• [Task statement]: Each line that holds the word "Gateshead" should be returned.

Stored data:
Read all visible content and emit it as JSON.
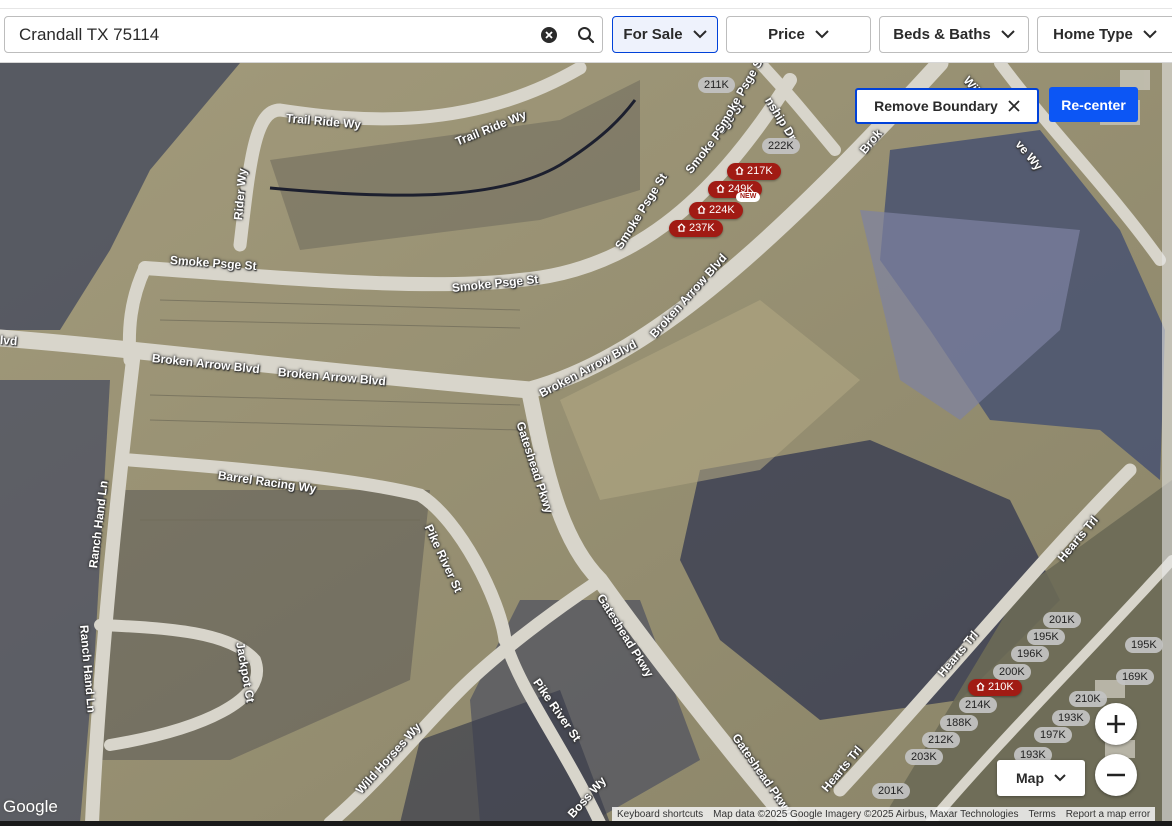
{
  "search": {
    "value": "Crandall TX 75114"
  },
  "filters": {
    "for_sale": "For Sale",
    "price": "Price",
    "beds_baths": "Beds & Baths",
    "home_type": "Home Type"
  },
  "map_controls": {
    "remove_boundary": "Remove Boundary",
    "recenter": "Re-center",
    "map_type": "Map"
  },
  "highlighted_listings": [
    {
      "price": "217K"
    },
    {
      "price": "249K",
      "badge": "NEW"
    },
    {
      "price": "224K"
    },
    {
      "price": "237K"
    },
    {
      "price": "210K"
    }
  ],
  "other_listings": [
    "211K",
    "222K",
    "201K",
    "195K",
    "195K",
    "196K",
    "169K",
    "200K",
    "214K",
    "210K",
    "188K",
    "193K",
    "212K",
    "197K",
    "203K",
    "193K",
    "201K"
  ],
  "streets": {
    "trail_ride_1": "Trail Ride Wy",
    "trail_ride_2": "Trail Ride Wy",
    "rider": "Rider Wy",
    "smoke_1": "Smoke Psge St",
    "smoke_2": "Smoke Psge St",
    "smoke_3": "Smoke Psge St",
    "smoke_4": "Smoke Psge St",
    "smoke_5": "Smoke Psge St",
    "township": "nship Dr",
    "broken_1": "Broken Arrow Blvd",
    "broken_2": "Broken Arrow Blvd",
    "broken_3": "Broken Arrow Blvd",
    "broken_4": "Broken Arrow Blvd",
    "broken_5": "Brok",
    "broken_6": "lvd",
    "barrel": "Barrel Racing Wy",
    "gateshead_1": "Gateshead Pkwy",
    "gateshead_2": "Gateshead Pkwy",
    "gateshead_3": "Gateshead Pkwy",
    "pike_1": "Pike River St",
    "pike_2": "Pike River St",
    "ranch_1": "Ranch Hand Ln",
    "ranch_2": "Ranch Hand Ln",
    "jackpot": "Jackpot Ct",
    "wild_horses": "Wild Horses Wy",
    "boss": "Boss Wy",
    "hearts_1": "Hearts Trl",
    "hearts_2": "Hearts Trl",
    "hearts_3": "Hearts Trl",
    "wildlife": "Wildli",
    "wildlife_2": "ve Wy"
  },
  "map_footer": {
    "logo": "Google",
    "keyboard": "Keyboard shortcuts",
    "data": "Map data ©2025 Google Imagery ©2025 Airbus, Maxar Technologies",
    "terms": "Terms",
    "report": "Report a map error"
  },
  "colors": {
    "listing_marker": "#a11b14",
    "accent_blue": "#0c56f5",
    "filter_active_border": "#0041d9"
  }
}
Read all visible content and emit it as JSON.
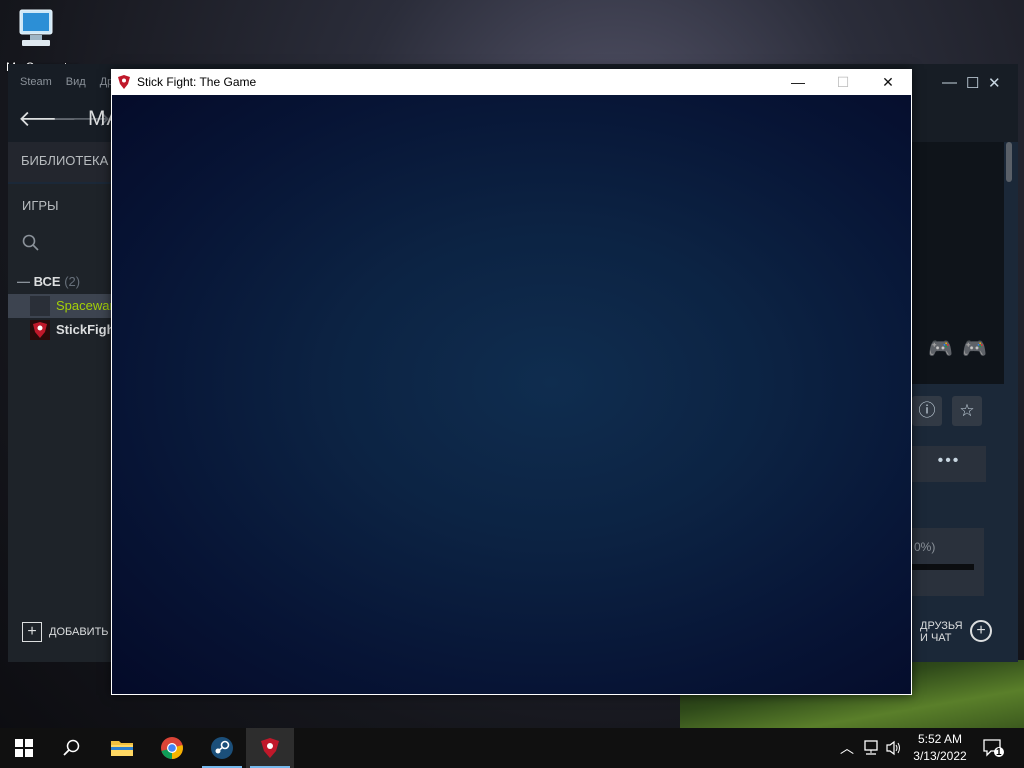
{
  "desktop": {
    "icon_label": "My Computer"
  },
  "steam": {
    "menu": [
      "Steam",
      "Вид",
      "Др"
    ],
    "nav_title": "MA",
    "library_label": "БИБЛИОТЕКА",
    "games_label": "ИГРЫ",
    "all_label": "ВСЕ",
    "all_count": "(2)",
    "games": [
      {
        "name": "Spacewar",
        "color": "#a4d007"
      },
      {
        "name": "StickFight",
        "color": "#dcdedf"
      }
    ],
    "add_label": "ДОБАВИТЬ",
    "download_pct": "0%)",
    "friends_line1": "ДРУЗЬЯ",
    "friends_line2": "И ЧАТ"
  },
  "game_window": {
    "title": "Stick Fight: The Game",
    "minimize": "—",
    "maximize": "☐",
    "close": "✕"
  },
  "taskbar": {
    "time": "5:52 AM",
    "date": "3/13/2022",
    "notification_count": "1"
  }
}
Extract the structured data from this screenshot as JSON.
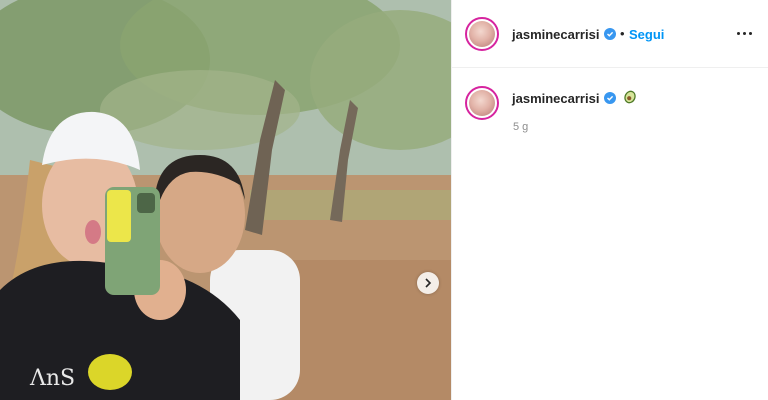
{
  "post": {
    "username": "jasminecarrisi",
    "follow_label": "Segui",
    "separator": "•",
    "caption_emoji": "avocado-icon",
    "timestamp": "5 g"
  },
  "icons": {
    "verified": "verified-badge-icon",
    "more": "more-options-icon",
    "next": "chevron-right-icon"
  },
  "colors": {
    "link_blue": "#0095f6",
    "verified_blue": "#3897f0",
    "text": "#262626",
    "muted": "#8e8e8e",
    "story_ring": "#d6249f"
  }
}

• [Response]:
    "gateshead_1": "Gateshead Pkwy",
    "gateshead_2": "Gateshead Pkwy",
    "gateshead_3": "Gateshead Pkwy",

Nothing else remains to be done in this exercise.